DATA ROWS:
>>>>>
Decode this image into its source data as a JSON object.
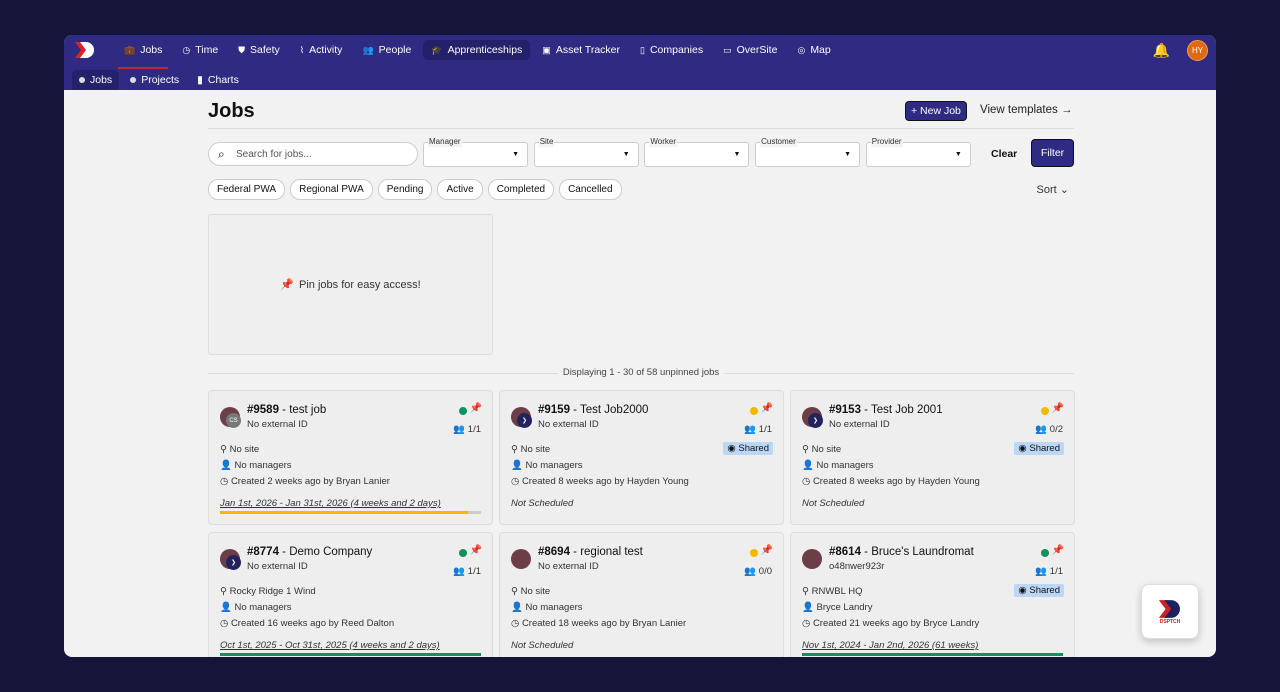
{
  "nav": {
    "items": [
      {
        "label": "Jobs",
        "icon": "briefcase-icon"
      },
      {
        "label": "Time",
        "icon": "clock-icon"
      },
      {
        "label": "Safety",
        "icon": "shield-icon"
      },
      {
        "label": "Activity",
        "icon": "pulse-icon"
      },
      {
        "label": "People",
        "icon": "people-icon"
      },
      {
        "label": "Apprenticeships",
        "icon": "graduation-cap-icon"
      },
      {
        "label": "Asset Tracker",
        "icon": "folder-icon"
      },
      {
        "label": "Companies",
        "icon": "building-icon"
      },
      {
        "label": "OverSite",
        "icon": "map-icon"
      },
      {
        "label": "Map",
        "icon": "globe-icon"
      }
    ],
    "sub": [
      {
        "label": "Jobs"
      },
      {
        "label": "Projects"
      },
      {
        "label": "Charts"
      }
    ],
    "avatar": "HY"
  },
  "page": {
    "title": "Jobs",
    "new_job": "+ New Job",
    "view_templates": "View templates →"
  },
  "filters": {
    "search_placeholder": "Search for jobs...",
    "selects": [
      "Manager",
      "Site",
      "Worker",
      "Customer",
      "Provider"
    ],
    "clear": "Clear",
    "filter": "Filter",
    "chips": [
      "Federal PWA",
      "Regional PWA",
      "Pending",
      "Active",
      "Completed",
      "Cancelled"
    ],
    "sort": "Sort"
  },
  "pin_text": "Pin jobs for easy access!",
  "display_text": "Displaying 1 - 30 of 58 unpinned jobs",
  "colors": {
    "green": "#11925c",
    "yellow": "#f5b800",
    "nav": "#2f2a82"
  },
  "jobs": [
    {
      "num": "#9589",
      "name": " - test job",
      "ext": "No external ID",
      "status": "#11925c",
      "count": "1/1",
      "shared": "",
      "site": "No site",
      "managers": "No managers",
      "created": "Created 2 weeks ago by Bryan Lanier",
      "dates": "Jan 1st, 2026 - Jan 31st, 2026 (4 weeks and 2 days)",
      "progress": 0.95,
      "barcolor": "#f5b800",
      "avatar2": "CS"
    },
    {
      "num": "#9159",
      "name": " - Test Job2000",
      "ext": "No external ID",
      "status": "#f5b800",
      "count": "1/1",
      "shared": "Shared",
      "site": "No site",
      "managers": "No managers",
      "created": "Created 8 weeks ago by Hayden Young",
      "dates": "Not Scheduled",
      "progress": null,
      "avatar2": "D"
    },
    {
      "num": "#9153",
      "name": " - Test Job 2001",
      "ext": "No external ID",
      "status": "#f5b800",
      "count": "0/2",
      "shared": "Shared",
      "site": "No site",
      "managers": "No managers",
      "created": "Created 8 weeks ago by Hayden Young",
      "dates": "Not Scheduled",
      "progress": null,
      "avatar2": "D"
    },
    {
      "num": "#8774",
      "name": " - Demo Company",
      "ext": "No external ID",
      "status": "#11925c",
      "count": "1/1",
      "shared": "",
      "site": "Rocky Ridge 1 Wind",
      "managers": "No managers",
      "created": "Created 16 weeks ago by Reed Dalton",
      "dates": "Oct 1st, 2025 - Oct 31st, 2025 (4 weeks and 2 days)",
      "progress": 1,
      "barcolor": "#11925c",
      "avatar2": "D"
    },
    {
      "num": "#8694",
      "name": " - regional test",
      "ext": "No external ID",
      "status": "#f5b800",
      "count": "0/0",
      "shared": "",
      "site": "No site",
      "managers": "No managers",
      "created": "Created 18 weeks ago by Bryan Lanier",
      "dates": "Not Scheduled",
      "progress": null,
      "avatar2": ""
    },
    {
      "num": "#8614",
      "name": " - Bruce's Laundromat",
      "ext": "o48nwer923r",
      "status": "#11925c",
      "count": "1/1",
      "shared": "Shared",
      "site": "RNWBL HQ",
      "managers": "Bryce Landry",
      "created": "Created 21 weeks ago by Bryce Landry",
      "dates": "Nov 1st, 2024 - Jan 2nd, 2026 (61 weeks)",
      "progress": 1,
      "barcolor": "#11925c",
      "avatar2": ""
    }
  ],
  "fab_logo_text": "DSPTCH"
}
<<<<<
GIVEN EXERCISE: Give back each entry exactly as it appears, with no pictures.

WRITTEN ANSWER:
Decode this image into its source data as a JSON object.
{
  "nav": {
    "items": [
      {
        "label": "Jobs",
        "icon": "briefcase-icon"
      },
      {
        "label": "Time",
        "icon": "clock-icon"
      },
      {
        "label": "Safety",
        "icon": "shield-icon"
      },
      {
        "label": "Activity",
        "icon": "pulse-icon"
      },
      {
        "label": "People",
        "icon": "people-icon"
      },
      {
        "label": "Apprenticeships",
        "icon": "graduation-cap-icon"
      },
      {
        "label": "Asset Tracker",
        "icon": "folder-icon"
      },
      {
        "label": "Companies",
        "icon": "building-icon"
      },
      {
        "label": "OverSite",
        "icon": "map-icon"
      },
      {
        "label": "Map",
        "icon": "globe-icon"
      }
    ],
    "sub": [
      {
        "label": "Jobs"
      },
      {
        "label": "Projects"
      },
      {
        "label": "Charts"
      }
    ],
    "avatar": "HY"
  },
  "page": {
    "title": "Jobs",
    "new_job": "+ New Job",
    "view_templates": "View templates →"
  },
  "filters": {
    "search_placeholder": "Search for jobs...",
    "selects": [
      "Manager",
      "Site",
      "Worker",
      "Customer",
      "Provider"
    ],
    "clear": "Clear",
    "filter": "Filter",
    "chips": [
      "Federal PWA",
      "Regional PWA",
      "Pending",
      "Active",
      "Completed",
      "Cancelled"
    ],
    "sort": "Sort"
  },
  "pin_text": "Pin jobs for easy access!",
  "display_text": "Displaying 1 - 30 of 58 unpinned jobs",
  "colors": {
    "green": "#11925c",
    "yellow": "#f5b800",
    "nav": "#2f2a82"
  },
  "jobs": [
    {
      "num": "#9589",
      "name": " - test job",
      "ext": "No external ID",
      "status": "#11925c",
      "count": "1/1",
      "shared": "",
      "site": "No site",
      "managers": "No managers",
      "created": "Created 2 weeks ago by Bryan Lanier",
      "dates": "Jan 1st, 2026 - Jan 31st, 2026 (4 weeks and 2 days)",
      "progress": 0.95,
      "barcolor": "#f5b800",
      "avatar2": "CS"
    },
    {
      "num": "#9159",
      "name": " - Test Job2000",
      "ext": "No external ID",
      "status": "#f5b800",
      "count": "1/1",
      "shared": "Shared",
      "site": "No site",
      "managers": "No managers",
      "created": "Created 8 weeks ago by Hayden Young",
      "dates": "Not Scheduled",
      "progress": null,
      "avatar2": "D"
    },
    {
      "num": "#9153",
      "name": " - Test Job 2001",
      "ext": "No external ID",
      "status": "#f5b800",
      "count": "0/2",
      "shared": "Shared",
      "site": "No site",
      "managers": "No managers",
      "created": "Created 8 weeks ago by Hayden Young",
      "dates": "Not Scheduled",
      "progress": null,
      "avatar2": "D"
    },
    {
      "num": "#8774",
      "name": " - Demo Company",
      "ext": "No external ID",
      "status": "#11925c",
      "count": "1/1",
      "shared": "",
      "site": "Rocky Ridge 1 Wind",
      "managers": "No managers",
      "created": "Created 16 weeks ago by Reed Dalton",
      "dates": "Oct 1st, 2025 - Oct 31st, 2025 (4 weeks and 2 days)",
      "progress": 1,
      "barcolor": "#11925c",
      "avatar2": "D"
    },
    {
      "num": "#8694",
      "name": " - regional test",
      "ext": "No external ID",
      "status": "#f5b800",
      "count": "0/0",
      "shared": "",
      "site": "No site",
      "managers": "No managers",
      "created": "Created 18 weeks ago by Bryan Lanier",
      "dates": "Not Scheduled",
      "progress": null,
      "avatar2": ""
    },
    {
      "num": "#8614",
      "name": " - Bruce's Laundromat",
      "ext": "o48nwer923r",
      "status": "#11925c",
      "count": "1/1",
      "shared": "Shared",
      "site": "RNWBL HQ",
      "managers": "Bryce Landry",
      "created": "Created 21 weeks ago by Bryce Landry",
      "dates": "Nov 1st, 2024 - Jan 2nd, 2026 (61 weeks)",
      "progress": 1,
      "barcolor": "#11925c",
      "avatar2": ""
    }
  ],
  "fab_logo_text": "DSPTCH"
}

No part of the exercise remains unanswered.